**Short task:** Print the listing in its entirety and exactly, leaving out images.

Records from a collection

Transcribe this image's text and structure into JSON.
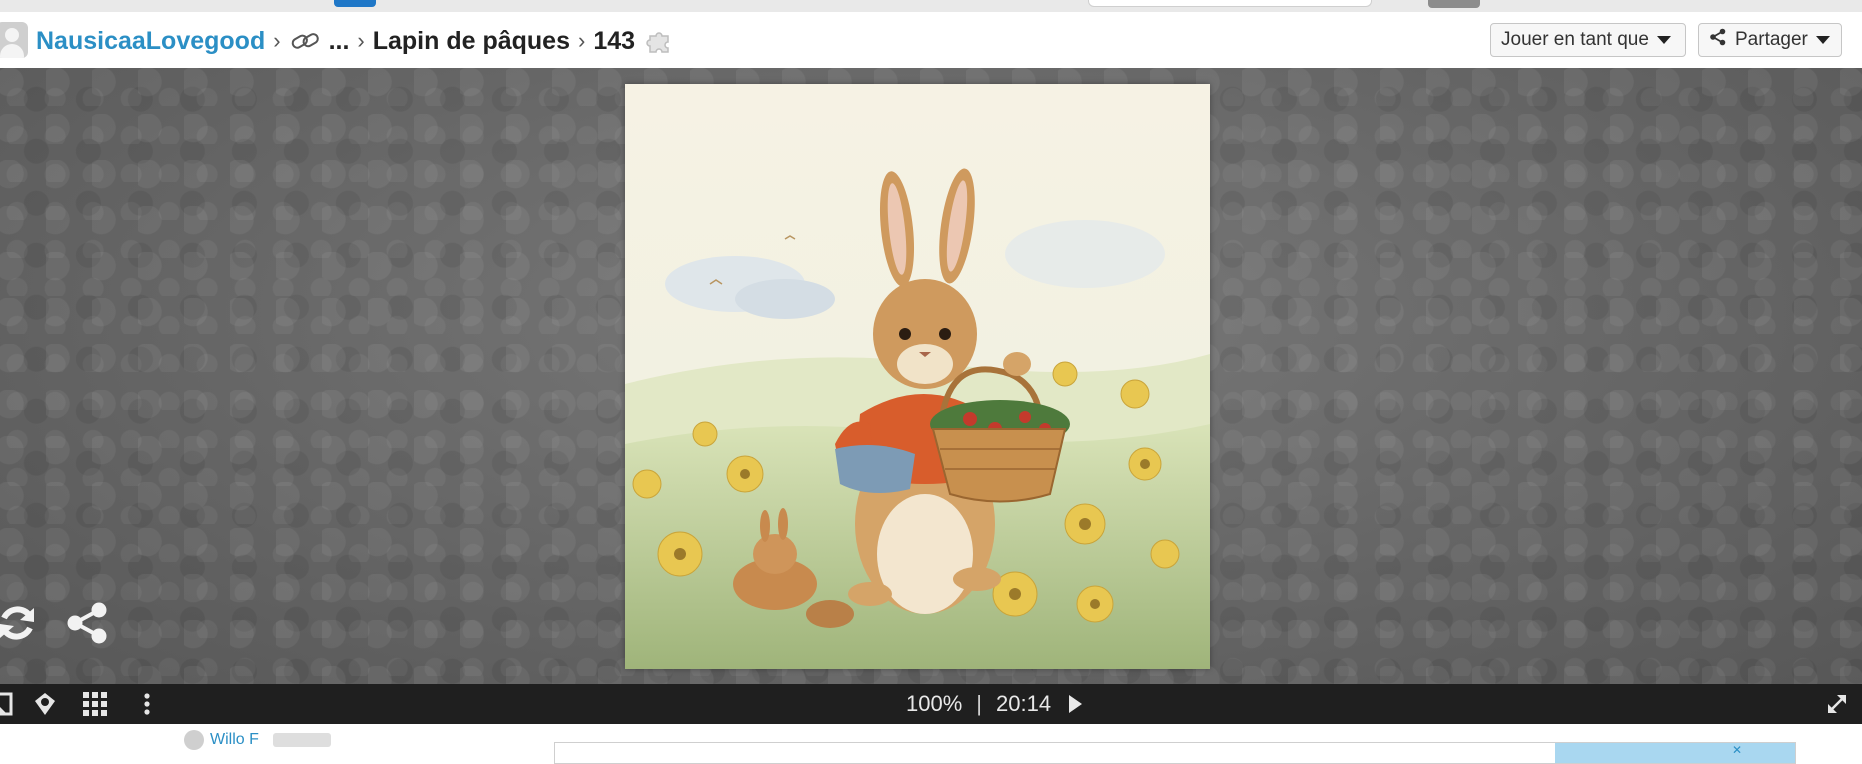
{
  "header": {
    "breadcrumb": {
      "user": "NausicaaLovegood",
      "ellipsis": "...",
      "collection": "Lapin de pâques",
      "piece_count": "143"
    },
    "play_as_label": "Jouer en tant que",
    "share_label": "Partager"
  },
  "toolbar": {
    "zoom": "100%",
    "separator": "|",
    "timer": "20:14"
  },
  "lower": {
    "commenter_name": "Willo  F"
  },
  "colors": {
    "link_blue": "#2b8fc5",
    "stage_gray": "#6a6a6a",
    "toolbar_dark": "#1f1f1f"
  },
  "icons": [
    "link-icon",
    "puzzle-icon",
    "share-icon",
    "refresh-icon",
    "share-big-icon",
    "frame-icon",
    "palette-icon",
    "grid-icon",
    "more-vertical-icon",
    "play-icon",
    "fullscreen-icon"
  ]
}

**Written answer:**
Transcribe this image's text and structure into JSON.
{
  "header": {
    "breadcrumb": {
      "user": "NausicaaLovegood",
      "ellipsis": "...",
      "collection": "Lapin de pâques",
      "piece_count": "143"
    },
    "play_as_label": "Jouer en tant que",
    "share_label": "Partager"
  },
  "toolbar": {
    "zoom": "100%",
    "separator": "|",
    "timer": "20:14"
  },
  "lower": {
    "commenter_name": "Willo  F"
  },
  "colors": {
    "link_blue": "#2b8fc5",
    "stage_gray": "#6a6a6a",
    "toolbar_dark": "#1f1f1f"
  },
  "icons": [
    "link-icon",
    "puzzle-icon",
    "share-icon",
    "refresh-icon",
    "share-big-icon",
    "frame-icon",
    "palette-icon",
    "grid-icon",
    "more-vertical-icon",
    "play-icon",
    "fullscreen-icon"
  ]
}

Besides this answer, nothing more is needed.